AIM:
Word for word, quote all of the material, omitting the pictures.

Chart and figure data:
☆ ☆ ☆ ☆ ☆ ☆ ☆

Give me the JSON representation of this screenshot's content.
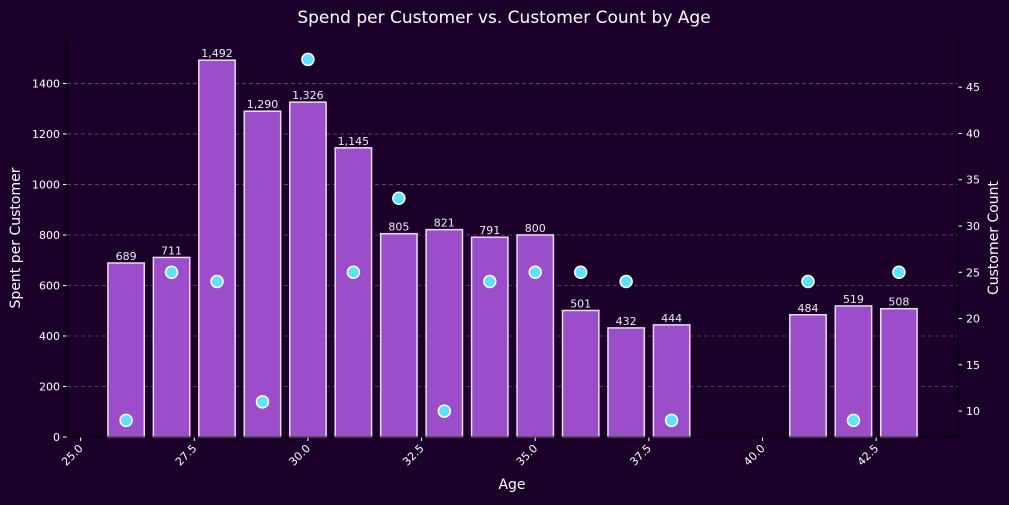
{
  "chart_data": {
    "type": "bar",
    "title": "Spend per Customer vs. Customer Count by Age",
    "xlabel": "Age",
    "ylabel": "Spent per Customer",
    "y2label": "Customer Count",
    "xlim": [
      24.7,
      44.3
    ],
    "ylim": [
      0,
      1572
    ],
    "y2lim": [
      7.2,
      50.1
    ],
    "xticks": [
      "25.0",
      "27.5",
      "30.0",
      "32.5",
      "35.0",
      "37.5",
      "40.0",
      "42.5"
    ],
    "yticks": [
      "0",
      "200",
      "400",
      "600",
      "800",
      "1000",
      "1200",
      "1400"
    ],
    "y2ticks": [
      "10",
      "15",
      "20",
      "25",
      "30",
      "35",
      "40",
      "45"
    ],
    "grid": "horizontal dashed",
    "bars": {
      "x": [
        26,
        27,
        28,
        29,
        30,
        31,
        32,
        33,
        34,
        35,
        36,
        37,
        38,
        41,
        42,
        43
      ],
      "values": [
        689,
        711,
        1492,
        1290,
        1326,
        1145,
        805,
        821,
        791,
        800,
        501,
        432,
        444,
        484,
        519,
        508
      ],
      "labels": [
        "689",
        "711",
        "1,492",
        "1,290",
        "1,326",
        "1,145",
        "805",
        "821",
        "791",
        "800",
        "501",
        "432",
        "444",
        "484",
        "519",
        "508"
      ],
      "color": "#9b4dca"
    },
    "scatter": {
      "x": [
        26,
        27,
        28,
        29,
        30,
        31,
        32,
        33,
        34,
        35,
        36,
        37,
        38,
        41,
        42,
        43
      ],
      "values": [
        9,
        25,
        24,
        11,
        48,
        25,
        33,
        10,
        24,
        25,
        25,
        24,
        9,
        24,
        9,
        25
      ],
      "color": "#5ce1ff"
    }
  }
}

☆ ☆ ☆ ☆ ☆ ☆ ☆

EXERCISE RESPONSE:
Give me the JSON representation of this screenshot's content.
{
  "chart_data": {
    "type": "bar",
    "title": "Spend per Customer vs. Customer Count by Age",
    "xlabel": "Age",
    "ylabel": "Spent per Customer",
    "y2label": "Customer Count",
    "xlim": [
      24.7,
      44.3
    ],
    "ylim": [
      0,
      1572
    ],
    "y2lim": [
      7.2,
      50.1
    ],
    "xticks": [
      "25.0",
      "27.5",
      "30.0",
      "32.5",
      "35.0",
      "37.5",
      "40.0",
      "42.5"
    ],
    "yticks": [
      "0",
      "200",
      "400",
      "600",
      "800",
      "1000",
      "1200",
      "1400"
    ],
    "y2ticks": [
      "10",
      "15",
      "20",
      "25",
      "30",
      "35",
      "40",
      "45"
    ],
    "grid": "horizontal dashed",
    "bars": {
      "x": [
        26,
        27,
        28,
        29,
        30,
        31,
        32,
        33,
        34,
        35,
        36,
        37,
        38,
        41,
        42,
        43
      ],
      "values": [
        689,
        711,
        1492,
        1290,
        1326,
        1145,
        805,
        821,
        791,
        800,
        501,
        432,
        444,
        484,
        519,
        508
      ],
      "labels": [
        "689",
        "711",
        "1,492",
        "1,290",
        "1,326",
        "1,145",
        "805",
        "821",
        "791",
        "800",
        "501",
        "432",
        "444",
        "484",
        "519",
        "508"
      ],
      "color": "#9b4dca"
    },
    "scatter": {
      "x": [
        26,
        27,
        28,
        29,
        30,
        31,
        32,
        33,
        34,
        35,
        36,
        37,
        38,
        41,
        42,
        43
      ],
      "values": [
        9,
        25,
        24,
        11,
        48,
        25,
        33,
        10,
        24,
        25,
        25,
        24,
        9,
        24,
        9,
        25
      ],
      "color": "#5ce1ff"
    }
  }
}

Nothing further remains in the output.